» THE EXERCISE:
Pick every line with "sandal" from the material below.

— Start DATASET CONTENT —

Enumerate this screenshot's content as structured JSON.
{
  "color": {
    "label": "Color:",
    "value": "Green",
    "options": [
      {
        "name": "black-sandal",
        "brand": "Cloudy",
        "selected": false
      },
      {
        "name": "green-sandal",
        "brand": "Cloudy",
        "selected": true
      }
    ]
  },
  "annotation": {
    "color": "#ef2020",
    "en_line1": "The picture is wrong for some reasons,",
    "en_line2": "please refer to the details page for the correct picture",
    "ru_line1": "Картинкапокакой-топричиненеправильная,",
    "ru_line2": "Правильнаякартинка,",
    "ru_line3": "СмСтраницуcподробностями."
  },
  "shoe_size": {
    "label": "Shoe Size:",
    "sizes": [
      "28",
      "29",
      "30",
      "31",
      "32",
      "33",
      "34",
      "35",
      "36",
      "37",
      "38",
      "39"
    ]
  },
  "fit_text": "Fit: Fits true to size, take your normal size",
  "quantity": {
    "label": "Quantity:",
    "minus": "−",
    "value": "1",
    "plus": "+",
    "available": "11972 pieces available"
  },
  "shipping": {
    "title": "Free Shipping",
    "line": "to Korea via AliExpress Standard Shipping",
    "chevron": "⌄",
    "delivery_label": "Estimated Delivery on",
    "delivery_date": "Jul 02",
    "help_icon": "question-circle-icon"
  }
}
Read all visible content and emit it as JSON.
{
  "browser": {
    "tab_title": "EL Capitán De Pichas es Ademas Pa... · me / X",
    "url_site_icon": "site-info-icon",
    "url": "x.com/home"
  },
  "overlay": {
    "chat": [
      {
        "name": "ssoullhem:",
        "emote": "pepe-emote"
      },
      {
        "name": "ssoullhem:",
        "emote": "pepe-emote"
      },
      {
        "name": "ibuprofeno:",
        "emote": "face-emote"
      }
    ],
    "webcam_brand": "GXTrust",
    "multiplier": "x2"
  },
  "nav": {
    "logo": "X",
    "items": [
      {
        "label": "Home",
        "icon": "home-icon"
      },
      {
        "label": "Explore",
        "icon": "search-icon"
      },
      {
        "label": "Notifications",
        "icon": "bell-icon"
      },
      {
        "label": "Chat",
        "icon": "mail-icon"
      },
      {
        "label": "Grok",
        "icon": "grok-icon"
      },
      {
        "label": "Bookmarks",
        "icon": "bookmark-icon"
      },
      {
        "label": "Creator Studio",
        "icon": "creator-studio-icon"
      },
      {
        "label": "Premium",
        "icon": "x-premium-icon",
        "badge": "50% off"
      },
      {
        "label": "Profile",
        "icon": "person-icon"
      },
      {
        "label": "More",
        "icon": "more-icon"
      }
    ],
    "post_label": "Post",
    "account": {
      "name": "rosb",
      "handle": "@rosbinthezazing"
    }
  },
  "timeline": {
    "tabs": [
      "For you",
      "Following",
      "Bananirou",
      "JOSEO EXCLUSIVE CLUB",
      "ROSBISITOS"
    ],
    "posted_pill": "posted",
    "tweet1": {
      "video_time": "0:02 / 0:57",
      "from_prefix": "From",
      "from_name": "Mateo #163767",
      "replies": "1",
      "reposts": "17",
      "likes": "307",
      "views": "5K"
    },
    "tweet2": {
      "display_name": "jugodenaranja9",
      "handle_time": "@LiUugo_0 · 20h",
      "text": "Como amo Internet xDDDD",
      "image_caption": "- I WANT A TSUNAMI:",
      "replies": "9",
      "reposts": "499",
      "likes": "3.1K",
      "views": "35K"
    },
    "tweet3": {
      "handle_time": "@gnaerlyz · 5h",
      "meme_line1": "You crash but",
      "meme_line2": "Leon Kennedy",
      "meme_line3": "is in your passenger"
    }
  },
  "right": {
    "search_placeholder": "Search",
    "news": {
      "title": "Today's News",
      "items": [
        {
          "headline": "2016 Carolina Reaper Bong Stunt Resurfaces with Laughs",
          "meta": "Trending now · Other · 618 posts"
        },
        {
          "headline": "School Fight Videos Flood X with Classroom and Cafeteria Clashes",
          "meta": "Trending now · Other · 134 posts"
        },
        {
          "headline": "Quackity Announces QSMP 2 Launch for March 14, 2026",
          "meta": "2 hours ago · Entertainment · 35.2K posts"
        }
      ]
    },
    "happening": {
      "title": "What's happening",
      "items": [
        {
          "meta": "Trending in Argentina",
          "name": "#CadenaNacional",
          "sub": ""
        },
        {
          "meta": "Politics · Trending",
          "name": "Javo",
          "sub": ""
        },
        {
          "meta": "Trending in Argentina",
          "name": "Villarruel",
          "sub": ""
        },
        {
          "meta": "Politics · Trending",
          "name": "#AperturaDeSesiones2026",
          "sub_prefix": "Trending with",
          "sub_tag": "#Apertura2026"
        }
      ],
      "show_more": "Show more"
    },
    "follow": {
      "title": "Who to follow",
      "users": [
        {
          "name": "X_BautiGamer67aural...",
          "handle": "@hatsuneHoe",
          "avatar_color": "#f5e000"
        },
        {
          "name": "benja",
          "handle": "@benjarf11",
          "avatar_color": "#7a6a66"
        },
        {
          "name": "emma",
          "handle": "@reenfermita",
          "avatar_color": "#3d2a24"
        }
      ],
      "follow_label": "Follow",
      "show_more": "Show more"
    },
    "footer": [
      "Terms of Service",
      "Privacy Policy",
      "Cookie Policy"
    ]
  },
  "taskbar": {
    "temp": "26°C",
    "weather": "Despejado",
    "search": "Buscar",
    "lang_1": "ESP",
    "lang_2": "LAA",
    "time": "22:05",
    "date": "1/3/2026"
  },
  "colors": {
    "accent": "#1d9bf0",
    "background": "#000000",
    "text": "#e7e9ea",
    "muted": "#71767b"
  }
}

— End DATASET CONTENT —

» WRITTEN SOLUTION:
        "name": "black-sandal",
        "name": "green-sandal",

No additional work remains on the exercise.